Copy every record below exactly.

Stored data
____________

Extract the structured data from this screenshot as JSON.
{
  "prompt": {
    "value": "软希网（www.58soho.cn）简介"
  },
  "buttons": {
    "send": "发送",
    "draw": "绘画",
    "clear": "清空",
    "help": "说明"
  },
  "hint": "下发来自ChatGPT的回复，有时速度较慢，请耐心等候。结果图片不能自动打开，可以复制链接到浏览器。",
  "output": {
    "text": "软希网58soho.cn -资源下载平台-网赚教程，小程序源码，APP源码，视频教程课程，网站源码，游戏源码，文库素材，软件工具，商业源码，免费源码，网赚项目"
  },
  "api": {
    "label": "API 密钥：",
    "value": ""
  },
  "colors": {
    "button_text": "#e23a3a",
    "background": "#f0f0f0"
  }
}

____________

The answer -
Extract the structured data from this screenshot as JSON.
{
  "prompt": {
    "value": "软希网（www.58soho.cn）简介"
  },
  "buttons": {
    "send": "发送",
    "draw": "绘画",
    "clear": "清空",
    "help": "说明"
  },
  "hint": "下发来自ChatGPT的回复，有时速度较慢，请耐心等候。结果图片不能自动打开，可以复制链接到浏览器。",
  "output": {
    "text": "软希网58soho.cn -资源下载平台-网赚教程，小程序源码，APP源码，视频教程课程，网站源码，游戏源码，文库素材，软件工具，商业源码，免费源码，网赚项目"
  },
  "api": {
    "label": "API 密钥：",
    "value": ""
  },
  "colors": {
    "button_text": "#e23a3a",
    "background": "#f0f0f0"
  }
}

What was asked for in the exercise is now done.